* [TASK OBJECTIVE]
Starting at the line that has "cpi-point (1323, 110, 1346, 133)" and ending after the line that has "x-tick-label: ноя.24 (533, 451, 568, 555)", write those lines out again with "bar-segment" changed to "bar-section" and nothing else altered.

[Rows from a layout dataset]
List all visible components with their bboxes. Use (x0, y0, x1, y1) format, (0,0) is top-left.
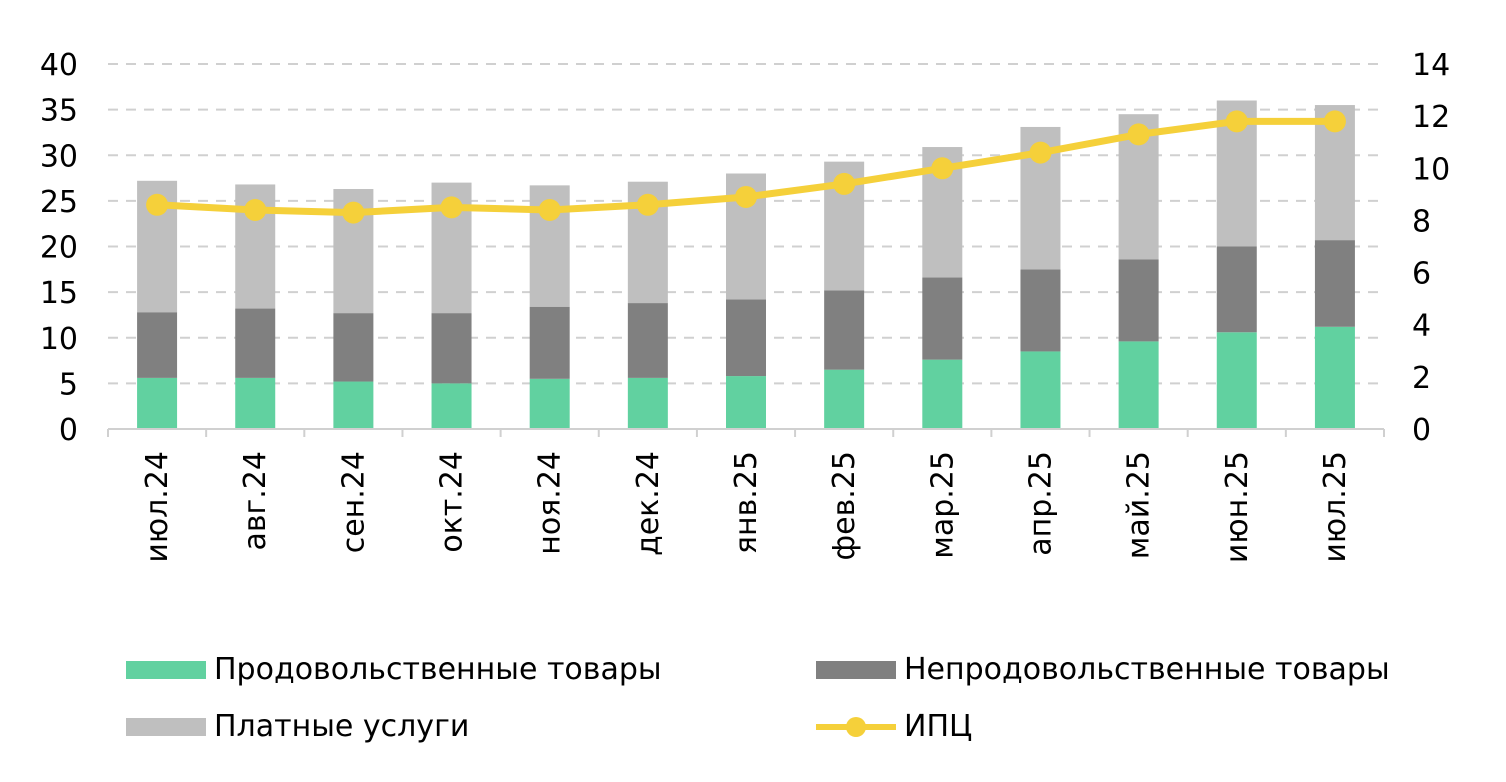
cpi-point (1323, 110, 1346, 133)
bars (137, 100, 1355, 429)
bar-segment (529, 378, 570, 429)
bar-segment (824, 290, 865, 370)
bar-segment (726, 299, 766, 377)
bar-segment (431, 383, 472, 429)
cpi-point (833, 172, 856, 195)
x-tick-label: сен.24 (336, 451, 371, 553)
y-right-tick-label: 12 (1412, 100, 1450, 135)
y-left-tick-label: 15 (40, 276, 78, 311)
y-right-tick-label: 0 (1412, 413, 1431, 448)
cpi-point (636, 193, 659, 216)
bar-segment (137, 312, 178, 378)
x-tick-label: янв.25 (729, 451, 764, 554)
bar-segment (333, 381, 374, 429)
bar-segment (1314, 326, 1355, 429)
cpi-point (244, 199, 267, 221)
cpi-line (146, 110, 1346, 224)
bar-segment (529, 306, 570, 379)
bar-segment (1118, 341, 1159, 429)
cpi-point (735, 185, 757, 208)
x-tick-label: окт.24 (435, 451, 470, 553)
bar-segment (1216, 332, 1257, 429)
x-tick-label: авг.24 (238, 451, 273, 551)
x-axis (107, 428, 1385, 437)
bar-segment (333, 313, 374, 382)
y-left-tick-label: 5 (59, 367, 78, 402)
x-tick-label: ноя.24 (533, 451, 568, 555)
x-tick-label: апр.25 (1023, 451, 1058, 556)
bar-segment (922, 277, 963, 360)
bar-segment (235, 377, 276, 429)
cpi-point (1029, 141, 1052, 164)
cpi-point (1127, 123, 1150, 146)
x-tick-label: май.25 (1122, 451, 1157, 559)
bar-segment (1314, 240, 1355, 327)
cpi-point (342, 201, 365, 224)
x-tick-label: июл.24 (140, 451, 175, 563)
x-tick-label: мар.25 (925, 451, 960, 559)
y-left-tick-label: 10 (40, 322, 78, 357)
bar-segment (431, 313, 472, 384)
y-right-tick-label: 4 (1412, 309, 1431, 344)
bar-segment (1020, 351, 1061, 429)
bar-segment (1216, 246, 1257, 333)
y-right-tick-label: 6 (1412, 257, 1431, 292)
y-left-tick-label: 30 (40, 139, 78, 174)
bar-segment (627, 303, 668, 378)
cpi-point (1225, 110, 1248, 133)
y-right-tick-label: 8 (1412, 204, 1431, 239)
y-right-tick-label: 10 (1412, 152, 1450, 187)
bar-segment (1118, 259, 1159, 342)
y-right-tick-label: 2 (1412, 361, 1431, 396)
y-left-tick-label: 40 (40, 48, 78, 83)
bar-segment (726, 376, 766, 429)
y-axis-left-ticks: 0 5 10 15 20 25 30 35 40 (40, 48, 78, 448)
x-tick-label: июл.25 (1318, 451, 1353, 563)
bar-segment (137, 377, 178, 429)
bar-segment (922, 359, 963, 429)
bar-segment (1020, 269, 1061, 352)
cpi-point (440, 196, 463, 219)
cpi-point (931, 157, 954, 180)
y-left-tick-label: 20 (40, 231, 78, 266)
cpi-point (538, 199, 561, 221)
bar-segment (627, 377, 668, 429)
y-left-tick-label: 35 (40, 94, 78, 129)
y-axis-right-ticks: 0 2 4 6 8 10 12 14 (1412, 48, 1450, 448)
y-left-tick-label: 0 (59, 413, 78, 448)
cpi-point (146, 193, 169, 216)
y-right-tick-label: 14 (1412, 48, 1450, 83)
y-left-tick-label: 25 (40, 185, 78, 220)
bar-segment (235, 308, 276, 378)
bar-segment (824, 369, 865, 429)
x-tick-label: фев.25 (827, 451, 862, 561)
x-axis-ticks: июл.24 авг.24 сен.24 окт.24 ноя.24 дек.24 янв.… (140, 451, 1353, 563)
x-tick-label: июн.25 (1220, 451, 1255, 563)
x-tick-label: дек.24 (631, 451, 666, 556)
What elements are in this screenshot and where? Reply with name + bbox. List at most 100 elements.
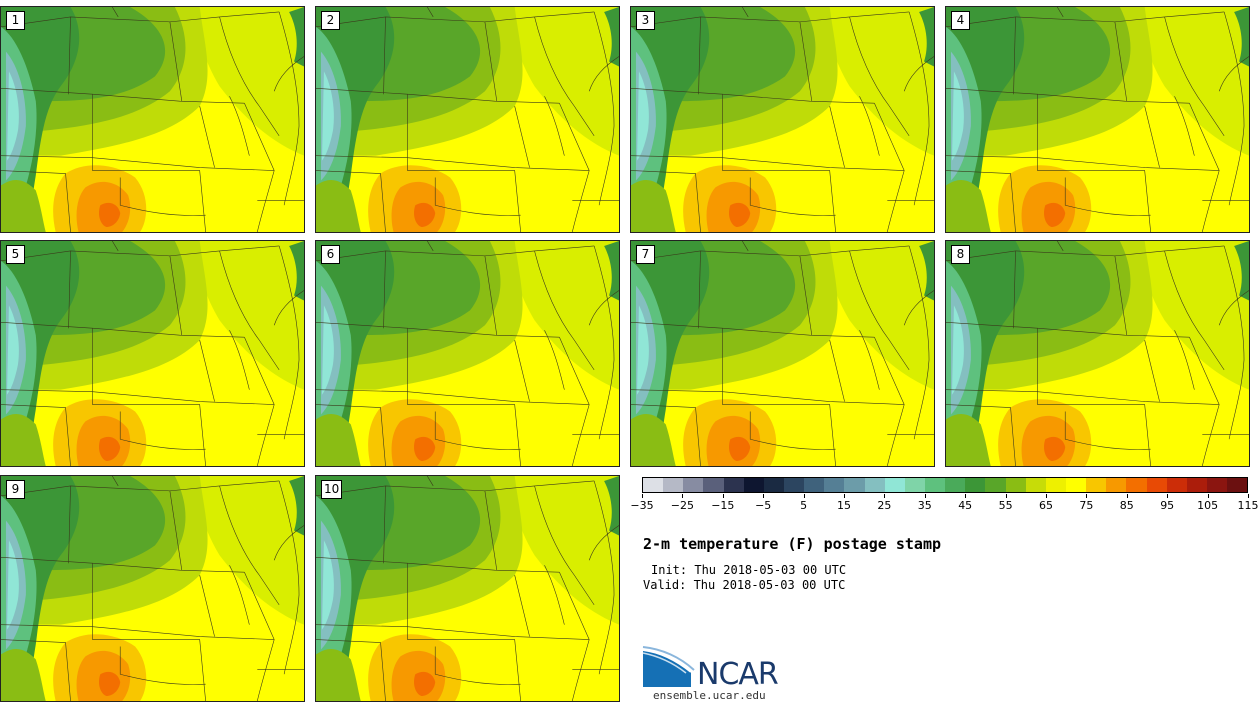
colorbar-swatch [1186, 478, 1207, 492]
colorbar-swatch [965, 478, 986, 492]
colorbar-swatch [864, 478, 885, 492]
site-url[interactable]: ensemble.ucar.edu [653, 689, 766, 702]
colorbar-tick-label: 5 [800, 499, 808, 512]
colorbar-swatch [743, 478, 764, 492]
colorbar-ticks: −35 −25 −15 −5 5 15 25 35 45 55 65 75 85 95 105 115 [630, 494, 1259, 514]
colorbar-tick-label: −5 [755, 499, 772, 512]
colorbar-tick-label: 35 [917, 499, 932, 512]
colorbar-swatch [703, 478, 724, 492]
colorbar-swatch [1146, 478, 1167, 492]
colorbar-tick [965, 494, 967, 498]
colorbar-tick-label: 95 [1160, 499, 1175, 512]
member-number-label: 4 [951, 11, 970, 30]
colorbar-swatch [804, 478, 825, 492]
valid-time-text: Valid: Thu 2018-05-03 00 UTC [643, 578, 846, 592]
member-number-label: 1 [6, 11, 25, 30]
temperature-colorbar [642, 477, 1248, 493]
colorbar-swatch [1126, 478, 1147, 492]
colorbar-swatch [884, 478, 905, 492]
temperature-map [631, 7, 934, 232]
member-number-label: 8 [951, 245, 970, 264]
colorbar-swatch [683, 478, 704, 492]
colorbar-tick [803, 494, 805, 498]
temperature-map [631, 241, 934, 466]
colorbar-swatch [824, 478, 845, 492]
member-number-label: 6 [321, 245, 340, 264]
colorbar-swatch [985, 478, 1006, 492]
colorbar-swatch [663, 478, 684, 492]
colorbar-tick [722, 494, 724, 498]
member-number-label: 7 [636, 245, 655, 264]
colorbar-swatch [1065, 478, 1087, 492]
figure-title: 2-m temperature (F) postage stamp [643, 535, 942, 553]
colorbar-swatch [844, 478, 865, 492]
temperature-map [316, 241, 619, 466]
colorbar-tick-label: 65 [1039, 499, 1053, 512]
colorbar-tick [924, 494, 926, 498]
ensemble-member-panel-3[interactable]: 3 [630, 6, 935, 233]
ncar-logo-icon [642, 646, 695, 687]
temperature-map [946, 241, 1249, 466]
member-number-label: 2 [321, 11, 340, 30]
colorbar-swatch [1206, 478, 1228, 492]
colorbar-tick-label: 105 [1197, 499, 1219, 512]
ensemble-member-panel-6[interactable]: 6 [315, 240, 620, 467]
colorbar-tick-label: 75 [1079, 499, 1094, 512]
member-number-label: 9 [6, 480, 25, 499]
colorbar-tick [1086, 494, 1088, 498]
colorbar-swatch [1166, 478, 1187, 492]
ensemble-member-panel-8[interactable]: 8 [945, 240, 1250, 467]
temperature-map [316, 7, 619, 232]
colorbar-swatch [1005, 478, 1026, 492]
temperature-map [1, 241, 304, 466]
colorbar-swatch [1086, 478, 1107, 492]
colorbar-swatch [1106, 478, 1127, 492]
colorbar-tick [1207, 494, 1209, 498]
colorbar-swatch [1025, 478, 1046, 492]
colorbar-swatch [1227, 478, 1248, 492]
colorbar-swatch [783, 478, 805, 492]
colorbar-tick [1167, 494, 1169, 498]
temperature-map [1, 7, 304, 232]
ensemble-member-panel-7[interactable]: 7 [630, 240, 935, 467]
colorbar-tick [1126, 494, 1128, 498]
colorbar-swatch [1045, 478, 1066, 492]
member-number-label: 3 [636, 11, 655, 30]
colorbar-tick-label: 15 [837, 499, 851, 512]
ensemble-member-panel-5[interactable]: 5 [0, 240, 305, 467]
colorbar-tick [884, 494, 886, 498]
colorbar-tick [763, 494, 765, 498]
colorbar-tick-label: 55 [998, 499, 1013, 512]
temperature-map [1, 476, 304, 701]
colorbar-tick [1248, 494, 1249, 498]
colorbar-tick [682, 494, 684, 498]
colorbar-swatch [643, 478, 664, 492]
colorbar-swatch [763, 478, 784, 492]
colorbar-tick [844, 494, 845, 498]
temperature-map [946, 7, 1249, 232]
colorbar-swatch [945, 478, 966, 492]
colorbar-tick [1005, 494, 1007, 498]
colorbar-tick-label: 25 [877, 499, 892, 512]
colorbar-tick [1046, 494, 1047, 498]
member-number-label: 10 [321, 480, 343, 499]
colorbar-tick-label: 115 [1237, 499, 1259, 512]
colorbar-tick [642, 494, 643, 498]
member-number-label: 5 [6, 245, 25, 264]
ensemble-member-panel-10[interactable]: 10 [315, 475, 620, 702]
colorbar-tick-label: −25 [670, 499, 694, 512]
colorbar-tick-label: −35 [630, 499, 654, 512]
ensemble-member-panel-2[interactable]: 2 [315, 6, 620, 233]
colorbar-tick-label: 45 [958, 499, 973, 512]
temperature-map [316, 476, 619, 701]
init-time-text: Init: Thu 2018-05-03 00 UTC [651, 563, 847, 577]
ensemble-member-panel-1[interactable]: 1 [0, 6, 305, 233]
colorbar-tick-label: 85 [1119, 499, 1134, 512]
ncar-logo-text: NCAR [697, 657, 779, 692]
ensemble-member-panel-4[interactable]: 4 [945, 6, 1250, 233]
ensemble-member-panel-9[interactable]: 9 [0, 475, 305, 702]
colorbar-tick-label: −15 [711, 499, 735, 512]
colorbar-swatch [904, 478, 925, 492]
colorbar-swatch [924, 478, 946, 492]
colorbar-swatch [723, 478, 744, 492]
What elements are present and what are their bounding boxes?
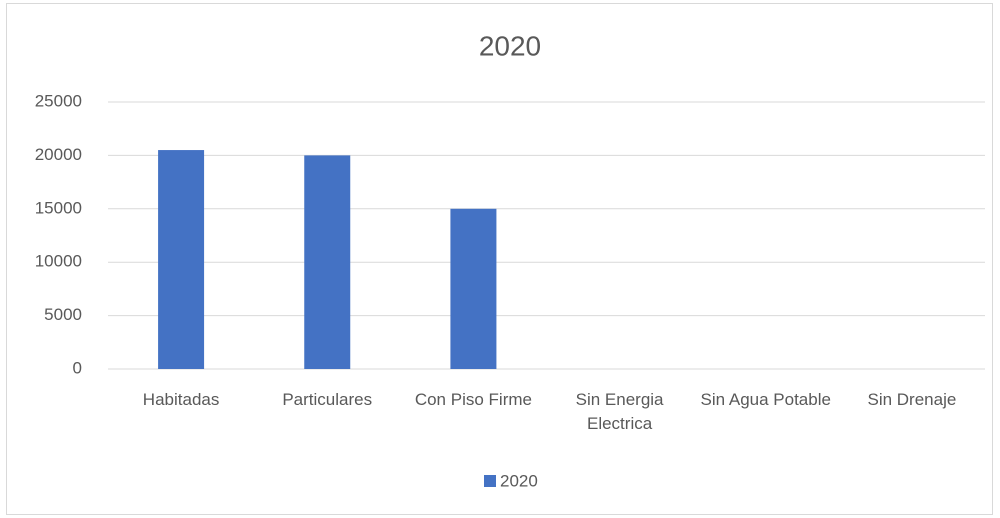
- y-tick-label: 5000: [44, 305, 82, 324]
- x-tick-label: Con Piso Firme: [414, 390, 532, 409]
- x-tick-label-box: Particulares: [282, 390, 373, 409]
- y-tick-label: 15000: [35, 198, 82, 217]
- legend-label: 2020: [500, 471, 538, 490]
- x-tick-label: Sin Energia Electrica: [575, 390, 664, 433]
- x-tick-label-box: Con Piso Firme: [414, 390, 532, 409]
- x-tick-label-box: Sin Drenaje: [867, 390, 957, 409]
- x-tick-label-box: Habitadas: [142, 390, 220, 409]
- x-tick-label: Sin Drenaje: [867, 390, 957, 409]
- chart-title: 2020: [479, 30, 541, 61]
- y-tick-label: 10000: [35, 252, 82, 271]
- x-tick-label-box: Sin Agua Potable: [700, 390, 831, 409]
- legend-swatch: [484, 475, 496, 487]
- x-tick-label: Habitadas: [142, 390, 220, 409]
- bar: [450, 208, 497, 369]
- bar: [304, 155, 351, 369]
- x-tick-label-box: Sin Energia Electrica: [575, 390, 664, 433]
- y-tick-label: 20000: [35, 145, 82, 164]
- x-tick-label: Sin Agua Potable: [700, 390, 831, 409]
- y-tick-label: 0: [73, 358, 82, 377]
- bar: [158, 150, 205, 369]
- x-tick-label: Particulares: [282, 390, 373, 409]
- y-tick-label: 25000: [35, 91, 82, 110]
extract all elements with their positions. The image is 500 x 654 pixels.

* [SOLUTION FOR THIS EXERCISE]
cpi-point (1323, 110, 1346, 133)
bars (137, 100, 1355, 429)
bar-section (529, 378, 570, 429)
bar-section (824, 290, 865, 370)
bar-section (726, 299, 766, 377)
bar-section (431, 383, 472, 429)
cpi-point (833, 172, 856, 195)
x-tick-label: сен.24 (336, 451, 371, 553)
y-right-tick-label: 12 (1412, 100, 1450, 135)
y-left-tick-label: 15 (40, 276, 78, 311)
y-right-tick-label: 0 (1412, 413, 1431, 448)
cpi-point (636, 193, 659, 216)
bar-section (137, 312, 178, 378)
x-tick-label: янв.25 (729, 451, 764, 554)
bar-section (333, 381, 374, 429)
bar-section (1314, 326, 1355, 429)
cpi-point (244, 199, 267, 221)
cpi-line (146, 110, 1346, 224)
bar-section (529, 306, 570, 379)
bar-section (1118, 341, 1159, 429)
cpi-point (735, 185, 757, 208)
x-tick-label: окт.24 (435, 451, 470, 553)
bar-section (1216, 332, 1257, 429)
x-tick-label: авг.24 (238, 451, 273, 551)
x-axis (107, 428, 1385, 437)
bar-section (333, 313, 374, 382)
y-left-tick-label: 5 (59, 367, 78, 402)
x-tick-label: ноя.24 (533, 451, 568, 555)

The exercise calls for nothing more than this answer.